— REQUIRED WORK —
Keep every line where the word "ylabel" appears; drop the rest.

** begin **

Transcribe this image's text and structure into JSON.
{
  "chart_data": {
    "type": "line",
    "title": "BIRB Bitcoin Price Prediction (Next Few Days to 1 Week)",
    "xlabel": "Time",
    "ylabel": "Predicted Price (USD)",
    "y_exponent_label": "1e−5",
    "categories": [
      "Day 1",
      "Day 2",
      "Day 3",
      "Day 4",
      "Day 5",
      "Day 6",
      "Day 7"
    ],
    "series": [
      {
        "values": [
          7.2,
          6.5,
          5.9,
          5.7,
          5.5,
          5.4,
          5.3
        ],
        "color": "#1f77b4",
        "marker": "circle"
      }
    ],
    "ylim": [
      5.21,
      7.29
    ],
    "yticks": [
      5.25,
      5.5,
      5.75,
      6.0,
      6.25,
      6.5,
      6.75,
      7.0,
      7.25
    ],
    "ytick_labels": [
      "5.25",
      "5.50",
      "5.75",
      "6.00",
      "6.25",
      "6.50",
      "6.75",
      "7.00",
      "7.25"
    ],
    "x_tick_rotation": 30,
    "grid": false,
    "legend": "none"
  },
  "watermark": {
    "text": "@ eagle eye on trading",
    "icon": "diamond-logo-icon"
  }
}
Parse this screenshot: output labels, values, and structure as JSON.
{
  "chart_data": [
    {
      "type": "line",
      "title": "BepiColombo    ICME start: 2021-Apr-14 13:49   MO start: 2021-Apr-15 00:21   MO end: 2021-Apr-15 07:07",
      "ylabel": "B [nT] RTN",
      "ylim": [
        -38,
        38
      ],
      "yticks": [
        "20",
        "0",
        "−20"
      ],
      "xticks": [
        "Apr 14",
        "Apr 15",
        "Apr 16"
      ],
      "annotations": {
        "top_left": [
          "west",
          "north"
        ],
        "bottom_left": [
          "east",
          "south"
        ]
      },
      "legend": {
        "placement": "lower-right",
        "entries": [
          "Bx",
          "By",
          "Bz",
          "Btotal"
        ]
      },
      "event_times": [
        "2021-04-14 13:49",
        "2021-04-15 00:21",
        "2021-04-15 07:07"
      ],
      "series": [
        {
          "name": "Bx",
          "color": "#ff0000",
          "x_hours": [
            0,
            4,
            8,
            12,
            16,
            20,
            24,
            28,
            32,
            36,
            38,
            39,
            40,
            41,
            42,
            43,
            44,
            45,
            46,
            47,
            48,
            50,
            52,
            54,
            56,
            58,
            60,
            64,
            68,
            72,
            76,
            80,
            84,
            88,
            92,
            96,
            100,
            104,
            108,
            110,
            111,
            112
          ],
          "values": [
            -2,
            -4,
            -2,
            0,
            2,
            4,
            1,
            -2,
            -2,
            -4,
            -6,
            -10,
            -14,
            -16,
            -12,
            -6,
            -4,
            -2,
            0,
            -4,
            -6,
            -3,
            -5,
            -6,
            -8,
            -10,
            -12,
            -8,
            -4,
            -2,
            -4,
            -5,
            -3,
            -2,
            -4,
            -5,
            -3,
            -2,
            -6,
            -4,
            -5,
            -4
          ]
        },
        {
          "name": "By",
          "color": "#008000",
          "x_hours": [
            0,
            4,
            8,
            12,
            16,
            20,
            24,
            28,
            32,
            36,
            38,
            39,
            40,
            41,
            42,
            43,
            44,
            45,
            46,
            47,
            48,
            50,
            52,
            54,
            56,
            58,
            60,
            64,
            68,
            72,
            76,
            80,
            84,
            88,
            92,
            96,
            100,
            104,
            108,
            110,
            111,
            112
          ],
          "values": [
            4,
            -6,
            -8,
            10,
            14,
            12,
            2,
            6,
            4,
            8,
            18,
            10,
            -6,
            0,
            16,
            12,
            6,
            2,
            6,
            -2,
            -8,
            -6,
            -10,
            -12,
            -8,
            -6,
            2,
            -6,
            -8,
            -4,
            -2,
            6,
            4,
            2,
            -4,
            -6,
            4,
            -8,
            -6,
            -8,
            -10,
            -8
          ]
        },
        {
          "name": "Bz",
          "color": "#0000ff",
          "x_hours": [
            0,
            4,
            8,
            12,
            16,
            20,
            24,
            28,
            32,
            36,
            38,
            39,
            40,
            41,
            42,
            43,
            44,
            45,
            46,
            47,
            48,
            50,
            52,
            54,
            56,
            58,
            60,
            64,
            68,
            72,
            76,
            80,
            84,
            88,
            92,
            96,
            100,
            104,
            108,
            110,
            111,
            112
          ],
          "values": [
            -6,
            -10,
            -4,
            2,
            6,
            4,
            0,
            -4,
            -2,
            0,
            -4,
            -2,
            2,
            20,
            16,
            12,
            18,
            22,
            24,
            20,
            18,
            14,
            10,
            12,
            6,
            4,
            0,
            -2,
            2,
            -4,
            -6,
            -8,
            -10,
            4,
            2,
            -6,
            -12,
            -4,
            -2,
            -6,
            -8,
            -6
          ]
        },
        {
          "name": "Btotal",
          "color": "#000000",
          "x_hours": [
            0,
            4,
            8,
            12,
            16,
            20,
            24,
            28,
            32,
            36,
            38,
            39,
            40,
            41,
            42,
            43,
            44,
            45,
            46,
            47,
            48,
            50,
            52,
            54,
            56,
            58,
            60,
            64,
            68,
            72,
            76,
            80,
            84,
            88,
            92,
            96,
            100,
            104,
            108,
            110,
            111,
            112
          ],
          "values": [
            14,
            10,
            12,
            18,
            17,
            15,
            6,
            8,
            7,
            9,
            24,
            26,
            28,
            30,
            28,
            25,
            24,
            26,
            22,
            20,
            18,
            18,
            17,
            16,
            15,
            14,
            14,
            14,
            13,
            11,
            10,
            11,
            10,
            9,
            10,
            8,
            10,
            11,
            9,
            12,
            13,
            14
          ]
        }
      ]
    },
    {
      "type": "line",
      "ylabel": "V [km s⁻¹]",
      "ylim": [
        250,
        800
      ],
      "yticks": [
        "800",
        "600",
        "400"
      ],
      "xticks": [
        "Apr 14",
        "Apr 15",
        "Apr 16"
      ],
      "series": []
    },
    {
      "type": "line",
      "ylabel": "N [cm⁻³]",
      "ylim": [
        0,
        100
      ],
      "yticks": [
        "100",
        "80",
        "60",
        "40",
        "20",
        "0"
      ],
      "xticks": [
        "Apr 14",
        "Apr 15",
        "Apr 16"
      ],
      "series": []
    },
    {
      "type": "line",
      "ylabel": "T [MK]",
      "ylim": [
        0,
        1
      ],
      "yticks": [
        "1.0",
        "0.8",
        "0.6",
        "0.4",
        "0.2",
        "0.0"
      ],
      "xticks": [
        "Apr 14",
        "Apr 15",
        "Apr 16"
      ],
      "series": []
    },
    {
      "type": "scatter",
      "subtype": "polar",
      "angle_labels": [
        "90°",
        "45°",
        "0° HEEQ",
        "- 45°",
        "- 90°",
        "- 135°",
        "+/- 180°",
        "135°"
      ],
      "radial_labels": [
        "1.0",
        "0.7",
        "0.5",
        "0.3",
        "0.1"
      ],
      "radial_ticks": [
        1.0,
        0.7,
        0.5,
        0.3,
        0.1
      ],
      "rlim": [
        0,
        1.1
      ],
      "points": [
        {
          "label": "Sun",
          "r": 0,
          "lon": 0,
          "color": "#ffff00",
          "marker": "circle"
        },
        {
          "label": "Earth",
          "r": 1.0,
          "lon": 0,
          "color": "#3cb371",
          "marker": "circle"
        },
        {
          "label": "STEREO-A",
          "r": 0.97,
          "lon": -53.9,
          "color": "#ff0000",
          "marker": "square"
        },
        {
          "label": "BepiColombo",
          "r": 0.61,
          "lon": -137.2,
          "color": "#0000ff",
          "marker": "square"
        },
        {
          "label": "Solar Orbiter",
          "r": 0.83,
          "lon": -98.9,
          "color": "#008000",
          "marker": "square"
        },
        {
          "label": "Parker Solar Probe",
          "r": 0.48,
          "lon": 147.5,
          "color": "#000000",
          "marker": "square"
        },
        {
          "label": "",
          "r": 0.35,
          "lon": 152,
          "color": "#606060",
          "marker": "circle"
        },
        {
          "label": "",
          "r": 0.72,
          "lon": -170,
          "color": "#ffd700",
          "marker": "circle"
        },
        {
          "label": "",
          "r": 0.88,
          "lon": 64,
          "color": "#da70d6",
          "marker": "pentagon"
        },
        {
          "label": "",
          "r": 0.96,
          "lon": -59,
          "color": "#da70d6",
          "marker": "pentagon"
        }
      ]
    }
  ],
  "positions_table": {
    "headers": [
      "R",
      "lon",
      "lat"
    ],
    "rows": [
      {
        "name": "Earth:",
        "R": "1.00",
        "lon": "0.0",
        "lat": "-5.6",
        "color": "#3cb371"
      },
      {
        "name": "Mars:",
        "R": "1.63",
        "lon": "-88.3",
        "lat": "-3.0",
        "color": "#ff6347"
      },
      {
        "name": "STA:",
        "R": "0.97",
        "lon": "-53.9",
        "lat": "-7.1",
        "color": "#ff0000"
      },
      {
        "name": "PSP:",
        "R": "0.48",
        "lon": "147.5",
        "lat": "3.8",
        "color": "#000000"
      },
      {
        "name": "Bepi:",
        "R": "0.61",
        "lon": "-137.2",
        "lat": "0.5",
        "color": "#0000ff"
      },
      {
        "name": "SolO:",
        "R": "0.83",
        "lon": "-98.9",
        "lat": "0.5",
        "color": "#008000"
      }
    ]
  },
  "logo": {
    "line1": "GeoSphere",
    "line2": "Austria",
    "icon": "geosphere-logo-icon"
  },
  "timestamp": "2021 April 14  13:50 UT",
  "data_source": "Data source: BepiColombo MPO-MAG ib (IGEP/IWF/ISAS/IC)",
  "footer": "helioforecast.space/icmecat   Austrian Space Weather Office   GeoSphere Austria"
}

** end **

— IN RESPONSE —
    "ylabel": "Predicted Price (USD)",
      "ylabel": "B [nT] RTN",
      "ylabel": "V [km s⁻¹]",
      "ylabel": "N [cm⁻³]",
      "ylabel": "T [MK]",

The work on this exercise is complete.